- **Entries provided**:
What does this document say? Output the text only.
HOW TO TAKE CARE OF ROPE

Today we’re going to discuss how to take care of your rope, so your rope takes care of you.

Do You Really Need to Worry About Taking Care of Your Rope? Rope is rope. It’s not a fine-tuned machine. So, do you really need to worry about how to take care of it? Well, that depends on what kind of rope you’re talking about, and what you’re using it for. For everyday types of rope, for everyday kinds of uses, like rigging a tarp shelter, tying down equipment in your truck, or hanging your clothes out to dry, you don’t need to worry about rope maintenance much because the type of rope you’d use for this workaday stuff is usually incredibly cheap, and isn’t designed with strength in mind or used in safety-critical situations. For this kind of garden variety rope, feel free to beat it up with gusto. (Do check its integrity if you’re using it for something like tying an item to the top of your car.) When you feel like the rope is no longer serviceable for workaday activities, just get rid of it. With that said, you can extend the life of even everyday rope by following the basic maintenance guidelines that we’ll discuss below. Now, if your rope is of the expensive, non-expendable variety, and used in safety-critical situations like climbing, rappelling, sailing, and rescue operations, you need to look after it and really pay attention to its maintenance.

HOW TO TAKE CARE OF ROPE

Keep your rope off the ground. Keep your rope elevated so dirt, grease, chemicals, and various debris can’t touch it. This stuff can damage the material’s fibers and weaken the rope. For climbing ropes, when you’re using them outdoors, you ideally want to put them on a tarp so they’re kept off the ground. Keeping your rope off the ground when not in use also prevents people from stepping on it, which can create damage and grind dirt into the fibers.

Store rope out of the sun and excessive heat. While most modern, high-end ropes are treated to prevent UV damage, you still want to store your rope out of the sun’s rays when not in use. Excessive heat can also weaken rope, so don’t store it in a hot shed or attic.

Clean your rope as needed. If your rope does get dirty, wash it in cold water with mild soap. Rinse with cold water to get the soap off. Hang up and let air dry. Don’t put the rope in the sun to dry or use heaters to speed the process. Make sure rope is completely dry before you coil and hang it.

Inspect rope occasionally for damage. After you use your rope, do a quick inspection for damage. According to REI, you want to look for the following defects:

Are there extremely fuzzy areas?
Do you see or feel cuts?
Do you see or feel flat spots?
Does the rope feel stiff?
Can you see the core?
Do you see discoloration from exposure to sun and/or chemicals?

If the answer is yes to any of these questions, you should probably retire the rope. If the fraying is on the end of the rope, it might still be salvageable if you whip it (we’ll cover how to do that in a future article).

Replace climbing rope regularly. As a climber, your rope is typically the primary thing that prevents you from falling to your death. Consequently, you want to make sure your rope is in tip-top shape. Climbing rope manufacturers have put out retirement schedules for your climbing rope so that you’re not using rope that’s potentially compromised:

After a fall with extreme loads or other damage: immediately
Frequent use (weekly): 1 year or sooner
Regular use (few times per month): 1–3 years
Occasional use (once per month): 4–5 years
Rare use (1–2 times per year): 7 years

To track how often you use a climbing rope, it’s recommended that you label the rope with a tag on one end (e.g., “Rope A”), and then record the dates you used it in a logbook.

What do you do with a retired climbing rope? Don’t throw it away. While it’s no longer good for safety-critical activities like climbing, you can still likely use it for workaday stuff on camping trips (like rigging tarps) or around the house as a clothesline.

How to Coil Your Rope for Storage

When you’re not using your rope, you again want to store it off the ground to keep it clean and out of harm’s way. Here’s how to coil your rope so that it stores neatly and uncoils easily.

- **What is expected**:
Restate all of the entries above precisely.

- **The output**:
What does this document say? Output the text only.
HOW TO TAKE CARE OF ROPE

Today we’re going to discuss how to take care of your rope, so your rope takes care of you.

Do You Really Need to Worry About Taking Care of Your Rope? Rope is rope. It’s not a fine-tuned machine. So, do you really need to worry about how to take care of it? Well, that depends on what kind of rope you’re talking about, and what you’re using it for. For everyday types of rope, for everyday kinds of uses, like rigging a tarp shelter, tying down equipment in your truck, or hanging your clothes out to dry, you don’t need to worry about rope maintenance much because the type of rope you’d use for this workaday stuff is usually incredibly cheap, and isn’t designed with strength in mind or used in safety-critical situations. For this kind of garden variety rope, feel free to beat it up with gusto. (Do check its integrity if you’re using it for something like tying an item to the top of your car.) When you feel like the rope is no longer serviceable for workaday activities, just get rid of it. With that said, you can extend the life of even everyday rope by following the basic maintenance guidelines that we’ll discuss below. Now, if your rope is of the expensive, non-expendable variety, and used in safety-critical situations like climbing, rappelling, sailing, and rescue operations, you need to look after it and really pay attention to its maintenance.

HOW TO TAKE CARE OF ROPE

Keep your rope off the ground. Keep your rope elevated so dirt, grease, chemicals, and various debris can’t touch it. This stuff can damage the material’s fibers and weaken the rope. For climbing ropes, when you’re using them outdoors, you ideally want to put them on a tarp so they’re kept off the ground. Keeping your rope off the ground when not in use also prevents people from stepping on it, which can create damage and grind dirt into the fibers.

Store rope out of the sun and excessive heat. While most modern, high-end ropes are treated to prevent UV damage, you still want to store your rope out of the sun’s rays when not in use. Excessive heat can also weaken rope, so don’t store it in a hot shed or attic.

Clean your rope as needed. If your rope does get dirty, wash it in cold water with mild soap. Rinse with cold water to get the soap off. Hang up and let air dry. Don’t put the rope in the sun to dry or use heaters to speed the process. Make sure rope is completely dry before you coil and hang it.

Inspect rope occasionally for damage. After you use your rope, do a quick inspection for damage. According to REI, you want to look for the following defects:

Are there extremely fuzzy areas?
Do you see or feel cuts?
Do you see or feel flat spots?
Does the rope feel stiff?
Can you see the core?
Do you see discoloration from exposure to sun and/or chemicals?

If the answer is yes to any of these questions, you should probably retire the rope. If the fraying is on the end of the rope, it might still be salvageable if you whip it (we’ll cover how to do that in a future article).

Replace climbing rope regularly. As a climber, your rope is typically the primary thing that prevents you from falling to your death. Consequently, you want to make sure your rope is in tip-top shape. Climbing rope manufacturers have put out retirement schedules for your climbing rope so that you’re not using rope that’s potentially compromised:

After a fall with extreme loads or other damage: immediately
Frequent use (weekly): 1 year or sooner
Regular use (few times per month): 1–3 years
Occasional use (once per month): 4–5 years
Rare use (1–2 times per year): 7 years

To track how often you use a climbing rope, it’s recommended that you label the rope with a tag on one end (e.g., “Rope A”), and then record the dates you used it in a logbook.

What do you do with a retired climbing rope? Don’t throw it away. While it’s no longer good for safety-critical activities like climbing, you can still likely use it for workaday stuff on camping trips (like rigging tarps) or around the house as a clothesline.

How to Coil Your Rope for Storage

When you’re not using your rope, you again want to store it off the ground to keep it clean and out of harm’s way. Here’s how to coil your rope so that it stores neatly and uncoils easily.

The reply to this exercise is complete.